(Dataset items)
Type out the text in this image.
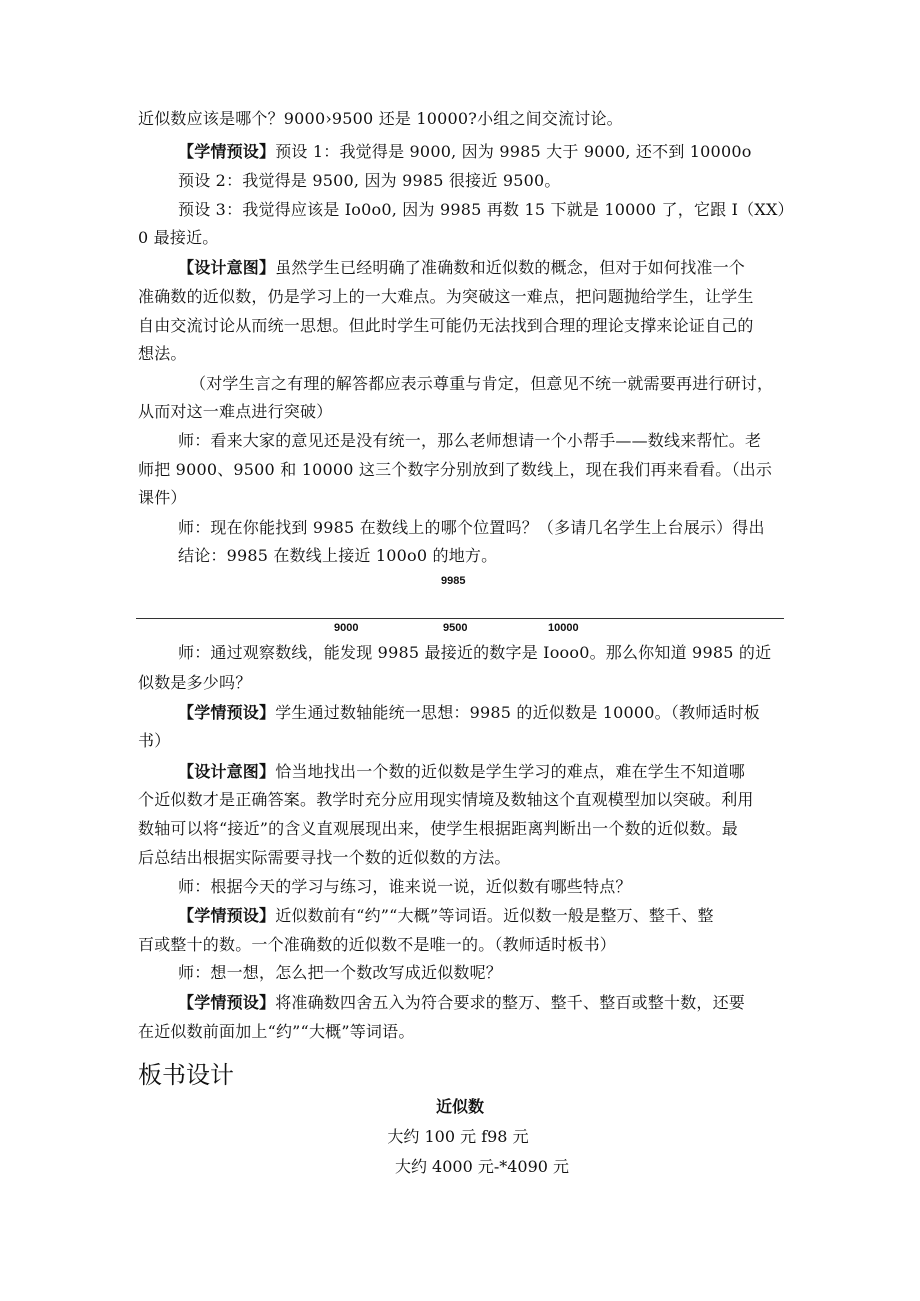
近似数应该是哪个？9000›9500 还是 10000?小组之间交流讨论。
【学情预设】预设 1：我觉得是 9000, 因为 9985 大于 9000, 还不到 10000o
预设 2：我觉得是 9500, 因为 9985 很接近 9500。
预设 3：我觉得应该是 Io0o0, 因为 9985 再数 15 下就是 10000 了，它跟 I（XX）
0 最接近。
【设计意图】虽然学生已经明确了准确数和近似数的概念，但对于如何找准一个
准确数的近似数，仍是学习上的一大难点。为突破这一难点，把问题抛给学生，让学生
自由交流讨论从而统一思想。但此时学生可能仍无法找到合理的理论支撑来论证自己的
想法。
（对学生言之有理的解答都应表示尊重与肯定，但意见不统一就需要再进行研讨，
从而对这一难点进行突破）
师：看来大家的意见还是没有统一，那么老师想请一个小帮手——数线来帮忙。老
师把 9000、9500 和 10000 这三个数字分别放到了数线上，现在我们再来看看。（出示
课件）
师：现在你能找到 9985 在数线上的哪个位置吗？（多请几名学生上台展示）得出
结论：9985 在数线上接近 100o0 的地方。
9985
9000	9500	10000
师：通过观察数线，能发现 9985 最接近的数字是 Iooo0。那么你知道 9985 的近
似数是多少吗？
【学情预设】学生通过数轴能统一思想：9985 的近似数是 10000。（教师适时板
书）
【设计意图】恰当地找出一个数的近似数是学生学习的难点，难在学生不知道哪
个近似数才是正确答案。教学时充分应用现实情境及数轴这个直观模型加以突破。利用
数轴可以将“接近”的含义直观展现出来，使学生根据距离判断出一个数的近似数。最
后总结出根据实际需要寻找一个数的近似数的方法。
师：根据今天的学习与练习，谁来说一说，近似数有哪些特点？
【学情预设】近似数前有“约”“大概”等词语。近似数一般是整万、整千、整
百或整十的数。一个准确数的近似数不是唯一的。（教师适时板书）
师：想一想，怎么把一个数改写成近似数呢？
【学情预设】将准确数四舍五入为符合要求的整万、整千、整百或整十数，还要
在近似数前面加上“约”“大概”等词语。
板书设计
近似数
大约 100 元 f98 元
大约 4000 元-*4090 元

**Directions for this task**
All entries are to be retyped exactly. Omit any embedded images.

**Correct output**
Type out the text in this image.
近似数应该是哪个？9000›9500 还是 10000?小组之间交流讨论。
【学情预设】预设 1：我觉得是 9000, 因为 9985 大于 9000, 还不到 10000o
预设 2：我觉得是 9500, 因为 9985 很接近 9500。
预设 3：我觉得应该是 Io0o0, 因为 9985 再数 15 下就是 10000 了，它跟 I（XX）
0 最接近。
【设计意图】虽然学生已经明确了准确数和近似数的概念，但对于如何找准一个
准确数的近似数，仍是学习上的一大难点。为突破这一难点，把问题抛给学生，让学生
自由交流讨论从而统一思想。但此时学生可能仍无法找到合理的理论支撑来论证自己的
想法。
（对学生言之有理的解答都应表示尊重与肯定，但意见不统一就需要再进行研讨，
从而对这一难点进行突破）
师：看来大家的意见还是没有统一，那么老师想请一个小帮手——数线来帮忙。老
师把 9000、9500 和 10000 这三个数字分别放到了数线上，现在我们再来看看。（出示
课件）
师：现在你能找到 9985 在数线上的哪个位置吗？（多请几名学生上台展示）得出
结论：9985 在数线上接近 100o0 的地方。
9985
9000	9500	10000
师：通过观察数线，能发现 9985 最接近的数字是 Iooo0。那么你知道 9985 的近
似数是多少吗？
【学情预设】学生通过数轴能统一思想：9985 的近似数是 10000。（教师适时板
书）
【设计意图】恰当地找出一个数的近似数是学生学习的难点，难在学生不知道哪
个近似数才是正确答案。教学时充分应用现实情境及数轴这个直观模型加以突破。利用
数轴可以将“接近”的含义直观展现出来，使学生根据距离判断出一个数的近似数。最
后总结出根据实际需要寻找一个数的近似数的方法。
师：根据今天的学习与练习，谁来说一说，近似数有哪些特点？
【学情预设】近似数前有“约”“大概”等词语。近似数一般是整万、整千、整
百或整十的数。一个准确数的近似数不是唯一的。（教师适时板书）
师：想一想，怎么把一个数改写成近似数呢？
【学情预设】将准确数四舍五入为符合要求的整万、整千、整百或整十数，还要
在近似数前面加上“约”“大概”等词语。
板书设计
近似数
大约 100 元 f98 元
大约 4000 元-*4090 元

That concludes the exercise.